STATED EXERCISE: Retype all the records with nothing changed.
----
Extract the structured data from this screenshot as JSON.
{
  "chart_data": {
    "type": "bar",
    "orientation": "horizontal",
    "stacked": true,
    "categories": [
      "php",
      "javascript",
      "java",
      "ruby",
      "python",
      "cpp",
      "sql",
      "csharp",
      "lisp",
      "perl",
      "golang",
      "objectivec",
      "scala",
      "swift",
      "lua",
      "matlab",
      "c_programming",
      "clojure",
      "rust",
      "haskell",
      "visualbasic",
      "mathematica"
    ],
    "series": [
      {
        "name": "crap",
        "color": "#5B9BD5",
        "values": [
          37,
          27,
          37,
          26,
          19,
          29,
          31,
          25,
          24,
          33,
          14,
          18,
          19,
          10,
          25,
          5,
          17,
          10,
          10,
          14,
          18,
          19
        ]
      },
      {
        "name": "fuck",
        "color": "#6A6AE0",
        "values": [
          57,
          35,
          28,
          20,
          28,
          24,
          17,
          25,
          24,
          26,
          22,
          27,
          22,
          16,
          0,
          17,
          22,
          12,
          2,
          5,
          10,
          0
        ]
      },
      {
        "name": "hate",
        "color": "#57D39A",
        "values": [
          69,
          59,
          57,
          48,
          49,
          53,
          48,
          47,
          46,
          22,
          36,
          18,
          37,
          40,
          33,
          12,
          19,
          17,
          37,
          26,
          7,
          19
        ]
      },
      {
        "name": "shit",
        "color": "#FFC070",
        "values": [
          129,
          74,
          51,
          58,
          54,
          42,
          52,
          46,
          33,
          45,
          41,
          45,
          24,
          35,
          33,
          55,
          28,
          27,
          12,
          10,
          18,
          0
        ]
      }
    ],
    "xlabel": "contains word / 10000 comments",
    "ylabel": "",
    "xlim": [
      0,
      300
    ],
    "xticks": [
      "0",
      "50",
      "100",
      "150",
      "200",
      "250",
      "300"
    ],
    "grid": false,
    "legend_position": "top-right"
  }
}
----
EXERCISE ANSWER:
Extract the structured data from this screenshot as JSON.
{
  "chart_data": {
    "type": "bar",
    "orientation": "horizontal",
    "stacked": true,
    "categories": [
      "php",
      "javascript",
      "java",
      "ruby",
      "python",
      "cpp",
      "sql",
      "csharp",
      "lisp",
      "perl",
      "golang",
      "objectivec",
      "scala",
      "swift",
      "lua",
      "matlab",
      "c_programming",
      "clojure",
      "rust",
      "haskell",
      "visualbasic",
      "mathematica"
    ],
    "series": [
      {
        "name": "crap",
        "color": "#5B9BD5",
        "values": [
          37,
          27,
          37,
          26,
          19,
          29,
          31,
          25,
          24,
          33,
          14,
          18,
          19,
          10,
          25,
          5,
          17,
          10,
          10,
          14,
          18,
          19
        ]
      },
      {
        "name": "fuck",
        "color": "#6A6AE0",
        "values": [
          57,
          35,
          28,
          20,
          28,
          24,
          17,
          25,
          24,
          26,
          22,
          27,
          22,
          16,
          0,
          17,
          22,
          12,
          2,
          5,
          10,
          0
        ]
      },
      {
        "name": "hate",
        "color": "#57D39A",
        "values": [
          69,
          59,
          57,
          48,
          49,
          53,
          48,
          47,
          46,
          22,
          36,
          18,
          37,
          40,
          33,
          12,
          19,
          17,
          37,
          26,
          7,
          19
        ]
      },
      {
        "name": "shit",
        "color": "#FFC070",
        "values": [
          129,
          74,
          51,
          58,
          54,
          42,
          52,
          46,
          33,
          45,
          41,
          45,
          24,
          35,
          33,
          55,
          28,
          27,
          12,
          10,
          18,
          0
        ]
      }
    ],
    "xlabel": "contains word / 10000 comments",
    "ylabel": "",
    "xlim": [
      0,
      300
    ],
    "xticks": [
      "0",
      "50",
      "100",
      "150",
      "200",
      "250",
      "300"
    ],
    "grid": false,
    "legend_position": "top-right"
  }
}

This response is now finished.